• Exercise:
Search the material for the string "CEST" and copy each line where it occurs.

Extracted records
[START]

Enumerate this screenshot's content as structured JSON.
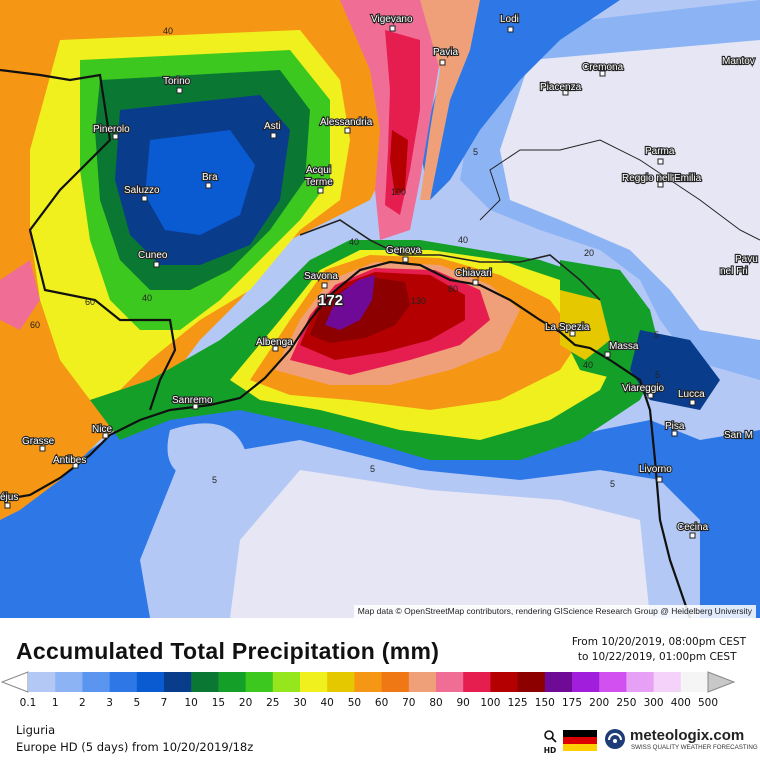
{
  "map": {
    "attribution": "Map data © OpenStreetMap contributors, rendering GIScience Research Group @ Heidelberg University",
    "cities": [
      {
        "name": "Vigevano"
      },
      {
        "name": "Lodi"
      },
      {
        "name": "Torino"
      },
      {
        "name": "Pavia"
      },
      {
        "name": "Cremona"
      },
      {
        "name": "Mantov"
      },
      {
        "name": "Piacenza"
      },
      {
        "name": "Pinerolo"
      },
      {
        "name": "Asti"
      },
      {
        "name": "Alessandria"
      },
      {
        "name": "Parma"
      },
      {
        "name": "Bra"
      },
      {
        "name": "Acqui"
      },
      {
        "name": "Terme"
      },
      {
        "name": "Saluzzo"
      },
      {
        "name": "Reggio nell'Emilia"
      },
      {
        "name": "Cuneo"
      },
      {
        "name": "Genova"
      },
      {
        "name": "Savona"
      },
      {
        "name": "Chiavari"
      },
      {
        "name": "Pavu"
      },
      {
        "name": "nel Fri"
      },
      {
        "name": "La Spezia"
      },
      {
        "name": "Albenga"
      },
      {
        "name": "Massa"
      },
      {
        "name": "Sanremo"
      },
      {
        "name": "Viareggio"
      },
      {
        "name": "Lucca"
      },
      {
        "name": "Nice"
      },
      {
        "name": "Pisa"
      },
      {
        "name": "San M"
      },
      {
        "name": "Grasse"
      },
      {
        "name": "Antibes"
      },
      {
        "name": "Livorno"
      },
      {
        "name": "éjus"
      },
      {
        "name": "Cecina"
      }
    ],
    "contour_labels": [
      "40",
      "40",
      "60",
      "40",
      "60",
      "100",
      "40",
      "130",
      "80",
      "20",
      "40",
      "5",
      "5",
      "5",
      "5",
      "5",
      "5"
    ],
    "max_label": "172"
  },
  "legend": {
    "title": "Accumulated Total Precipitation (mm)",
    "date_from": "From 10/20/2019, 08:00pm CEST",
    "date_to": "to 10/22/2019, 01:00pm CEST",
    "ticks": [
      "0.1",
      "1",
      "2",
      "3",
      "5",
      "7",
      "10",
      "15",
      "20",
      "25",
      "30",
      "40",
      "50",
      "60",
      "70",
      "80",
      "90",
      "100",
      "125",
      "150",
      "175",
      "200",
      "250",
      "300",
      "400",
      "500"
    ],
    "colors": [
      "#e6e6f5",
      "#b4c8f5",
      "#8cb4f5",
      "#5a96f0",
      "#2d78e6",
      "#0a5ad2",
      "#0a3c8c",
      "#0a7832",
      "#14a028",
      "#3cc81e",
      "#96e61e",
      "#f0f01e",
      "#e6c800",
      "#f59614",
      "#f07814",
      "#f0a078",
      "#f06e96",
      "#e61e50",
      "#b40000",
      "#8c0000",
      "#6e0a96",
      "#a01edc",
      "#d250f0",
      "#e6a0f5",
      "#f5d2fa",
      "#f5f5f5",
      "#c8c8c8"
    ],
    "region": "Liguria",
    "model_info": "Europe HD (5 days) from 10/20/2019/18z",
    "hd_label": "HD",
    "brand_name": "meteologix.com",
    "brand_tagline": "SWISS QUALITY WEATHER FORECASTING"
  }
}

[END]

• Final result:
    "date_from": "From 10/20/2019, 08:00pm CEST",
    "date_to": "to 10/22/2019, 01:00pm CEST",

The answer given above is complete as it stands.